# DATASET ENTRIES
————

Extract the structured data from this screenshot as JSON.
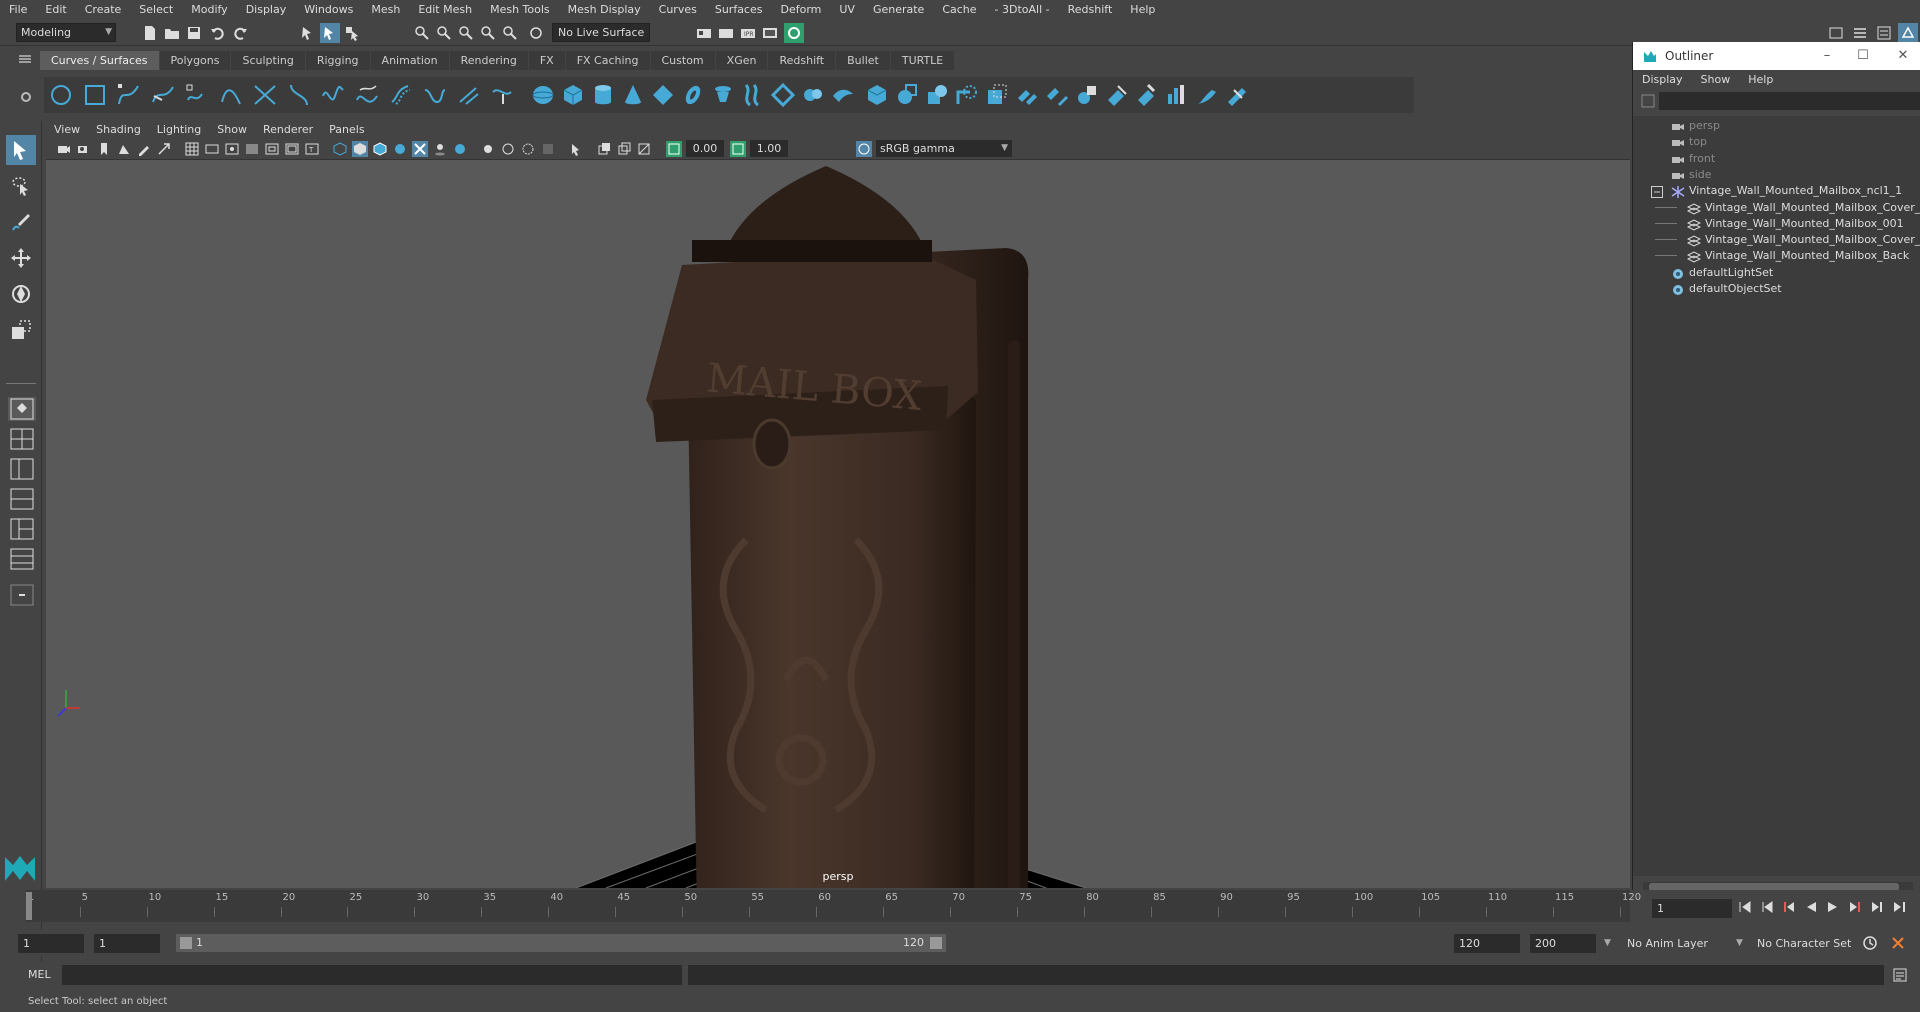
{
  "menubar": {
    "items": [
      "File",
      "Edit",
      "Create",
      "Select",
      "Modify",
      "Display",
      "Windows",
      "Mesh",
      "Edit Mesh",
      "Mesh Tools",
      "Mesh Display",
      "Curves",
      "Surfaces",
      "Deform",
      "UV",
      "Generate",
      "Cache",
      "- 3DtoAll -",
      "Redshift",
      "Help"
    ]
  },
  "statusline": {
    "mode": "Modeling",
    "live_surface": "No Live Surface"
  },
  "shelf": {
    "tabs": [
      "Curves / Surfaces",
      "Polygons",
      "Sculpting",
      "Rigging",
      "Animation",
      "Rendering",
      "FX",
      "FX Caching",
      "Custom",
      "XGen",
      "Redshift",
      "Bullet",
      "TURTLE"
    ],
    "active_tab": "Curves / Surfaces"
  },
  "panel": {
    "menu": [
      "View",
      "Shading",
      "Lighting",
      "Show",
      "Renderer",
      "Panels"
    ],
    "exposure": "0.00",
    "gamma": "1.00",
    "color_space": "sRGB gamma",
    "camera_label": "persp",
    "model_text": "MAIL BOX"
  },
  "outliner": {
    "title": "Outliner",
    "menu": [
      "Display",
      "Show",
      "Help"
    ],
    "items": [
      {
        "label": "persp",
        "type": "camera",
        "dim": true,
        "indent": 1
      },
      {
        "label": "top",
        "type": "camera",
        "dim": true,
        "indent": 1
      },
      {
        "label": "front",
        "type": "camera",
        "dim": true,
        "indent": 1
      },
      {
        "label": "side",
        "type": "camera",
        "dim": true,
        "indent": 1
      },
      {
        "label": "Vintage_Wall_Mounted_Mailbox_ncl1_1",
        "type": "group",
        "dim": false,
        "indent": 1
      },
      {
        "label": "Vintage_Wall_Mounted_Mailbox_Cover_",
        "type": "mesh",
        "dim": false,
        "indent": 2
      },
      {
        "label": "Vintage_Wall_Mounted_Mailbox_001",
        "type": "mesh",
        "dim": false,
        "indent": 2
      },
      {
        "label": "Vintage_Wall_Mounted_Mailbox_Cover_",
        "type": "mesh",
        "dim": false,
        "indent": 2
      },
      {
        "label": "Vintage_Wall_Mounted_Mailbox_Back",
        "type": "mesh",
        "dim": false,
        "indent": 2
      },
      {
        "label": "defaultLightSet",
        "type": "set",
        "dim": false,
        "indent": 1
      },
      {
        "label": "defaultObjectSet",
        "type": "set",
        "dim": false,
        "indent": 1
      }
    ]
  },
  "timeslider": {
    "start": 1,
    "end": 120,
    "ticks": [
      1,
      5,
      10,
      15,
      20,
      25,
      30,
      35,
      40,
      45,
      50,
      55,
      60,
      65,
      70,
      75,
      80,
      85,
      90,
      95,
      100,
      105,
      110,
      115,
      120
    ],
    "current_frame": "1"
  },
  "rangeslider": {
    "start_field": "1",
    "playback_start_field": "1",
    "range_start_label": "1",
    "range_end_label": "120",
    "playback_end_field": "120",
    "end_field": "200",
    "anim_layer": "No Anim Layer",
    "character_set": "No Character Set"
  },
  "cmdline": {
    "label": "MEL"
  },
  "helpline": {
    "text": "Select Tool: select an object"
  },
  "colors": {
    "accent_blue": "#5285a6",
    "shelf_icon_blue": "#46a9d6",
    "viewport_bg": "#595959"
  }
}
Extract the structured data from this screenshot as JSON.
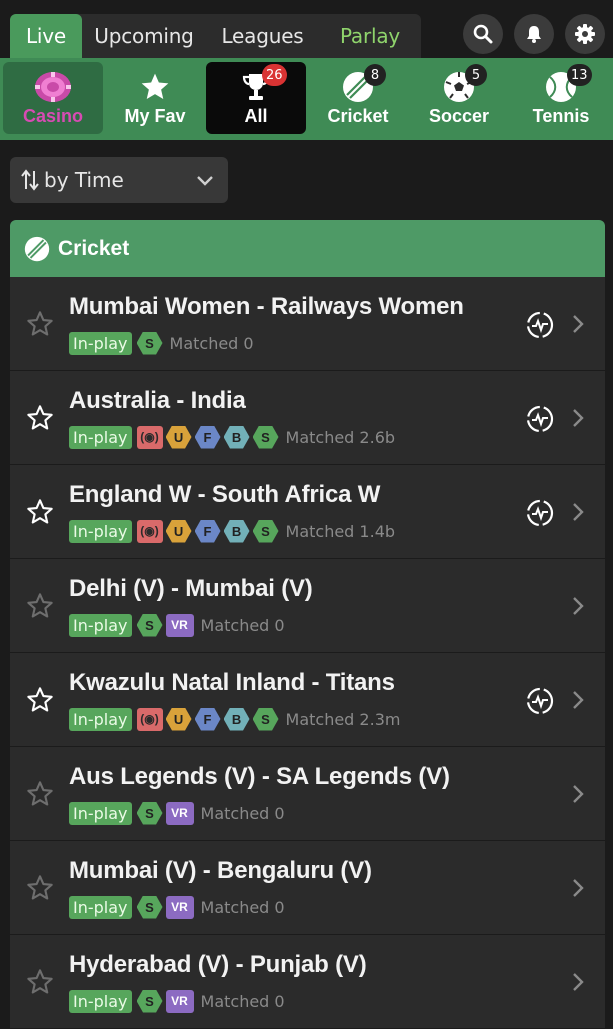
{
  "tabs": [
    {
      "label": "Live"
    },
    {
      "label": "Upcoming"
    },
    {
      "label": "Leagues"
    },
    {
      "label": "Parlay"
    }
  ],
  "header_icons": [
    "search-icon",
    "bell-icon",
    "gear-icon"
  ],
  "sports": [
    {
      "label": "Casino",
      "count": ""
    },
    {
      "label": "My Fav",
      "count": ""
    },
    {
      "label": "All",
      "count": "26"
    },
    {
      "label": "Cricket",
      "count": "8"
    },
    {
      "label": "Soccer",
      "count": "5"
    },
    {
      "label": "Tennis",
      "count": "13"
    }
  ],
  "sort": {
    "label": "by Time"
  },
  "section": {
    "title": "Cricket"
  },
  "matches": [
    {
      "name": "Mumbai Women - Railways Women",
      "status": "In-play",
      "matched": "Matched 0",
      "badges": [
        "S"
      ],
      "starred": false,
      "stats": true
    },
    {
      "name": "Australia - India",
      "status": "In-play",
      "matched": "Matched 2.6b",
      "badges": [
        "live",
        "U",
        "F",
        "B",
        "S"
      ],
      "starred": true,
      "stats": true
    },
    {
      "name": "England W - South Africa W",
      "status": "In-play",
      "matched": "Matched 1.4b",
      "badges": [
        "live",
        "U",
        "F",
        "B",
        "S"
      ],
      "starred": true,
      "stats": true
    },
    {
      "name": "Delhi (V) - Mumbai (V)",
      "status": "In-play",
      "matched": "Matched 0",
      "badges": [
        "S",
        "VR"
      ],
      "starred": false,
      "stats": false
    },
    {
      "name": "Kwazulu Natal Inland - Titans",
      "status": "In-play",
      "matched": "Matched 2.3m",
      "badges": [
        "live",
        "U",
        "F",
        "B",
        "S"
      ],
      "starred": true,
      "stats": true
    },
    {
      "name": "Aus Legends (V) - SA Legends (V)",
      "status": "In-play",
      "matched": "Matched 0",
      "badges": [
        "S",
        "VR"
      ],
      "starred": false,
      "stats": false
    },
    {
      "name": "Mumbai (V) - Bengaluru (V)",
      "status": "In-play",
      "matched": "Matched 0",
      "badges": [
        "S",
        "VR"
      ],
      "starred": false,
      "stats": false
    },
    {
      "name": "Hyderabad (V) - Punjab (V)",
      "status": "In-play",
      "matched": "Matched 0",
      "badges": [
        "S",
        "VR"
      ],
      "starred": false,
      "stats": false
    }
  ],
  "colors": {
    "accent_green": "#4e9a66",
    "parlay_text": "#8fd46c",
    "casino_text": "#d74bb3",
    "count_red": "#d93333"
  }
}
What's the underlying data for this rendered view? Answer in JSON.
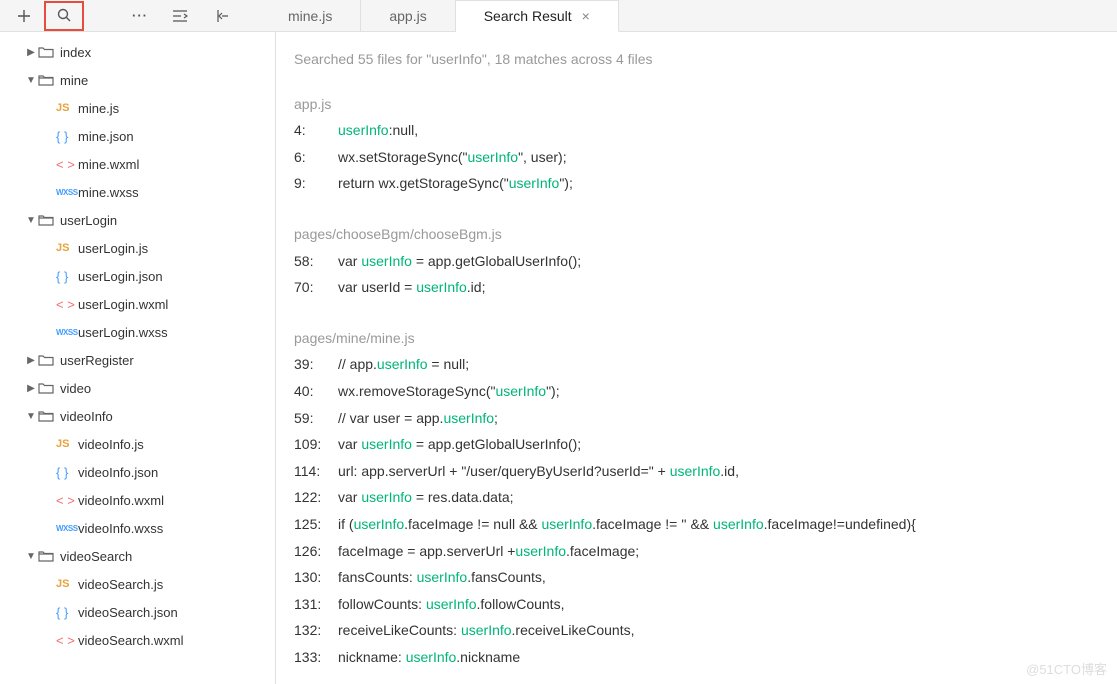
{
  "toolbar": {
    "icons": [
      "plus",
      "search",
      "more",
      "indent",
      "back"
    ]
  },
  "tabs": [
    {
      "label": "mine.js",
      "active": false,
      "closable": false
    },
    {
      "label": "app.js",
      "active": false,
      "closable": false
    },
    {
      "label": "Search Result",
      "active": true,
      "closable": true
    }
  ],
  "tree": [
    {
      "type": "folder",
      "label": "index",
      "expanded": false,
      "depth": 0
    },
    {
      "type": "folder",
      "label": "mine",
      "expanded": true,
      "depth": 0
    },
    {
      "type": "file",
      "label": "mine.js",
      "ft": "js",
      "depth": 1
    },
    {
      "type": "file",
      "label": "mine.json",
      "ft": "json",
      "depth": 1
    },
    {
      "type": "file",
      "label": "mine.wxml",
      "ft": "wxml",
      "depth": 1
    },
    {
      "type": "file",
      "label": "mine.wxss",
      "ft": "wxss",
      "depth": 1
    },
    {
      "type": "folder",
      "label": "userLogin",
      "expanded": true,
      "depth": 0
    },
    {
      "type": "file",
      "label": "userLogin.js",
      "ft": "js",
      "depth": 1
    },
    {
      "type": "file",
      "label": "userLogin.json",
      "ft": "json",
      "depth": 1
    },
    {
      "type": "file",
      "label": "userLogin.wxml",
      "ft": "wxml",
      "depth": 1
    },
    {
      "type": "file",
      "label": "userLogin.wxss",
      "ft": "wxss",
      "depth": 1
    },
    {
      "type": "folder",
      "label": "userRegister",
      "expanded": false,
      "depth": 0
    },
    {
      "type": "folder",
      "label": "video",
      "expanded": false,
      "depth": 0
    },
    {
      "type": "folder",
      "label": "videoInfo",
      "expanded": true,
      "depth": 0
    },
    {
      "type": "file",
      "label": "videoInfo.js",
      "ft": "js",
      "depth": 1
    },
    {
      "type": "file",
      "label": "videoInfo.json",
      "ft": "json",
      "depth": 1
    },
    {
      "type": "file",
      "label": "videoInfo.wxml",
      "ft": "wxml",
      "depth": 1
    },
    {
      "type": "file",
      "label": "videoInfo.wxss",
      "ft": "wxss",
      "depth": 1
    },
    {
      "type": "folder",
      "label": "videoSearch",
      "expanded": true,
      "depth": 0
    },
    {
      "type": "file",
      "label": "videoSearch.js",
      "ft": "js",
      "depth": 1
    },
    {
      "type": "file",
      "label": "videoSearch.json",
      "ft": "json",
      "depth": 1
    },
    {
      "type": "file",
      "label": "videoSearch.wxml",
      "ft": "wxml",
      "depth": 1
    }
  ],
  "search": {
    "summary": "Searched 55 files for \"userInfo\", 18 matches across 4 files",
    "term": "userInfo",
    "groups": [
      {
        "file": "app.js",
        "lines": [
          {
            "n": "4:",
            "segs": [
              [
                "userInfo",
                1
              ],
              [
                ":null,",
                0
              ]
            ]
          },
          {
            "n": "6:",
            "segs": [
              [
                "wx.setStorageSync(\"",
                0
              ],
              [
                "userInfo",
                1
              ],
              [
                "\", user);",
                0
              ]
            ]
          },
          {
            "n": "9:",
            "segs": [
              [
                "return wx.getStorageSync(\"",
                0
              ],
              [
                "userInfo",
                1
              ],
              [
                "\");",
                0
              ]
            ]
          }
        ]
      },
      {
        "file": "pages/chooseBgm/chooseBgm.js",
        "lines": [
          {
            "n": "58:",
            "segs": [
              [
                "var ",
                0
              ],
              [
                "userInfo",
                1
              ],
              [
                " = app.getGlobalUserInfo();",
                0
              ]
            ]
          },
          {
            "n": "70:",
            "segs": [
              [
                "var userId = ",
                0
              ],
              [
                "userInfo",
                1
              ],
              [
                ".id;",
                0
              ]
            ]
          }
        ]
      },
      {
        "file": "pages/mine/mine.js",
        "lines": [
          {
            "n": "39:",
            "segs": [
              [
                "// app.",
                0
              ],
              [
                "userInfo",
                1
              ],
              [
                " = null;",
                0
              ]
            ]
          },
          {
            "n": "40:",
            "segs": [
              [
                "wx.removeStorageSync(\"",
                0
              ],
              [
                "userInfo",
                1
              ],
              [
                "\");",
                0
              ]
            ]
          },
          {
            "n": "59:",
            "segs": [
              [
                "// var user = app.",
                0
              ],
              [
                "userInfo",
                1
              ],
              [
                ";",
                0
              ]
            ]
          },
          {
            "n": "109:",
            "segs": [
              [
                "var ",
                0
              ],
              [
                "userInfo",
                1
              ],
              [
                " = app.getGlobalUserInfo();",
                0
              ]
            ]
          },
          {
            "n": "114:",
            "segs": [
              [
                "url: app.serverUrl + \"/user/queryByUserId?userId=\" + ",
                0
              ],
              [
                "userInfo",
                1
              ],
              [
                ".id,",
                0
              ]
            ]
          },
          {
            "n": "122:",
            "segs": [
              [
                "var ",
                0
              ],
              [
                "userInfo",
                1
              ],
              [
                " = res.data.data;",
                0
              ]
            ]
          },
          {
            "n": "125:",
            "segs": [
              [
                "if (",
                0
              ],
              [
                "userInfo",
                1
              ],
              [
                ".faceImage != null && ",
                0
              ],
              [
                "userInfo",
                1
              ],
              [
                ".faceImage != '' && ",
                0
              ],
              [
                "userInfo",
                1
              ],
              [
                ".faceImage!=undefined){",
                0
              ]
            ]
          },
          {
            "n": "126:",
            "segs": [
              [
                "faceImage = app.serverUrl +",
                0
              ],
              [
                "userInfo",
                1
              ],
              [
                ".faceImage;",
                0
              ]
            ]
          },
          {
            "n": "130:",
            "segs": [
              [
                "fansCounts: ",
                0
              ],
              [
                "userInfo",
                1
              ],
              [
                ".fansCounts,",
                0
              ]
            ]
          },
          {
            "n": "131:",
            "segs": [
              [
                "followCounts: ",
                0
              ],
              [
                "userInfo",
                1
              ],
              [
                ".followCounts,",
                0
              ]
            ]
          },
          {
            "n": "132:",
            "segs": [
              [
                "receiveLikeCounts: ",
                0
              ],
              [
                "userInfo",
                1
              ],
              [
                ".receiveLikeCounts,",
                0
              ]
            ]
          },
          {
            "n": "133:",
            "segs": [
              [
                "nickname: ",
                0
              ],
              [
                "userInfo",
                1
              ],
              [
                ".nickname",
                0
              ]
            ]
          }
        ]
      }
    ]
  },
  "watermark": "@51CTO博客"
}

————

# TASK REQUIREMENTS
Say how many lines of the data hold the string "Surfaces". Reply with the number alone.

# WRITTEN RESPONSE
3